===== Excerpted data

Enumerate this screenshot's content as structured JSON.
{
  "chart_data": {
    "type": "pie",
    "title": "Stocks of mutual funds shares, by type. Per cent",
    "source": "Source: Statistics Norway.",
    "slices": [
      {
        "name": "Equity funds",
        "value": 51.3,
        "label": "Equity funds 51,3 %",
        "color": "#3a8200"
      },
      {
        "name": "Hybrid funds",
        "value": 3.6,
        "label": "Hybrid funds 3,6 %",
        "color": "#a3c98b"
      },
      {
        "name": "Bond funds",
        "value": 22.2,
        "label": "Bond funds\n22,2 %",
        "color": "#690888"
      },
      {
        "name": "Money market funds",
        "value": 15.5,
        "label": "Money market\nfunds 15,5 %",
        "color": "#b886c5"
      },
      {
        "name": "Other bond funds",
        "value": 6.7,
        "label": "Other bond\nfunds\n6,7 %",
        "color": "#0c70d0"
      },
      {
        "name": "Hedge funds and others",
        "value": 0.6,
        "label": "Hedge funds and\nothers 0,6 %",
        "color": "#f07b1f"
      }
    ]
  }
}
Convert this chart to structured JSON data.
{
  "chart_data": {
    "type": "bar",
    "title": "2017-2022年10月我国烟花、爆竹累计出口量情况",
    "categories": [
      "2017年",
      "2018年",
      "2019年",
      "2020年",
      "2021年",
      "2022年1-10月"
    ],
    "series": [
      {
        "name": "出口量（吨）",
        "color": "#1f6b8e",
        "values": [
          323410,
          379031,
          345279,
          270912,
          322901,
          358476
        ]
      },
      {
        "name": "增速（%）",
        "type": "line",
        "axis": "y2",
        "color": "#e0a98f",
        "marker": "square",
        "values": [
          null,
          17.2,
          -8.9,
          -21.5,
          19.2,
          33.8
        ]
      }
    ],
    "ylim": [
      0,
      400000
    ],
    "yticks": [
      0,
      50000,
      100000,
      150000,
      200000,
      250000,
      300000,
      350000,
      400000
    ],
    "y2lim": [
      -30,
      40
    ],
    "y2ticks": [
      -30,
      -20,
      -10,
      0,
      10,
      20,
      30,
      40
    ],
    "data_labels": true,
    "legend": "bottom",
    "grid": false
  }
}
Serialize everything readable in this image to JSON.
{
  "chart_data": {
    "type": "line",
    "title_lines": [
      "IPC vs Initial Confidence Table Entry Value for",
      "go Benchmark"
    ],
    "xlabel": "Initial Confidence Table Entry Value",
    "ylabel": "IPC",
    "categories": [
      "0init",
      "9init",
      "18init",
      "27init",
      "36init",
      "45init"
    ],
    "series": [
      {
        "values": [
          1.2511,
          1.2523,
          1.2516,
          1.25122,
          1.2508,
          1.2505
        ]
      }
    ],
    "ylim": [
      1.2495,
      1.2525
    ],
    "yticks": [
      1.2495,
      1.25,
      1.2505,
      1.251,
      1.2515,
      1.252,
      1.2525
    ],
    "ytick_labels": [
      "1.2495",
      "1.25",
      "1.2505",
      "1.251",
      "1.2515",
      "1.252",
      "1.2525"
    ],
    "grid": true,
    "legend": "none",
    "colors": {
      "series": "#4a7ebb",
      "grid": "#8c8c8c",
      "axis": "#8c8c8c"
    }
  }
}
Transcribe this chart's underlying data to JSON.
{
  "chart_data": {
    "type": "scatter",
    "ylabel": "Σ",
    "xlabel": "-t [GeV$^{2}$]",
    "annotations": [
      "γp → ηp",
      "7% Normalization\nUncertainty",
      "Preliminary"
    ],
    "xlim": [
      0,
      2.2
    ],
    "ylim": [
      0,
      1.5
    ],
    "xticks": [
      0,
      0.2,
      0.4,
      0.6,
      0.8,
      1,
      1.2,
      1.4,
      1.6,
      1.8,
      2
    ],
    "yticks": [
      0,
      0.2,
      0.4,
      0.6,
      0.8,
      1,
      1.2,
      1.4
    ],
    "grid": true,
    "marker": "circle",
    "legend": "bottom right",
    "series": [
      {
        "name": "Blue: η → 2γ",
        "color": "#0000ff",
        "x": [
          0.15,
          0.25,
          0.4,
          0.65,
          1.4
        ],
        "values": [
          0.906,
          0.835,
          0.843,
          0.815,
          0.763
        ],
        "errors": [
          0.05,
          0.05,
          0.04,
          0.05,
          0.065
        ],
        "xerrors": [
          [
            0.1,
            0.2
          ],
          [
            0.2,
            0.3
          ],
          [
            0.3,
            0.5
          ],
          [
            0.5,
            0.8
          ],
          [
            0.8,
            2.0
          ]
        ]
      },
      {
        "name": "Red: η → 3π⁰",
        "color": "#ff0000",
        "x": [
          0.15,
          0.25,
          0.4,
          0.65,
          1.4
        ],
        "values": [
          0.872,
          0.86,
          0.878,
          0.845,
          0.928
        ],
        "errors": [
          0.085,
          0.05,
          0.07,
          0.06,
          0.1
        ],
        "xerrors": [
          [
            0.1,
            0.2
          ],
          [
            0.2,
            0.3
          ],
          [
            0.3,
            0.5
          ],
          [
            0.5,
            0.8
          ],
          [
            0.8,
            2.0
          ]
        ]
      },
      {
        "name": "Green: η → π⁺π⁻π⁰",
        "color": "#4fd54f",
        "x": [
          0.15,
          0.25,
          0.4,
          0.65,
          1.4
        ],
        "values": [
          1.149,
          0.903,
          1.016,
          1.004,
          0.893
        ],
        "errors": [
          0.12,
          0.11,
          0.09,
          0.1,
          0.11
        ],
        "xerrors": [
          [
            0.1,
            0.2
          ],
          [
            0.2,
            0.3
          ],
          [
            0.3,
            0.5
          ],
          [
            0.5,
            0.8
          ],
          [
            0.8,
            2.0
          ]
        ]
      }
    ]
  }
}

==========

**Task**
From the entries above, copy every line that holds the word "name".

**Reply to the task**
        "name": "Equity funds",
        "name": "Hybrid funds",
        "name": "Bond funds",
        "name": "Money market funds",
        "name": "Other bond funds",
        "name": "Hedge funds and others",
        "name": "出口量（吨）",
        "name": "增速（%）",
        "name": "Blue: η → 2γ",
        "name": "Red: η → 3π⁰",
        "name": "Green: η → π⁺π⁻π⁰",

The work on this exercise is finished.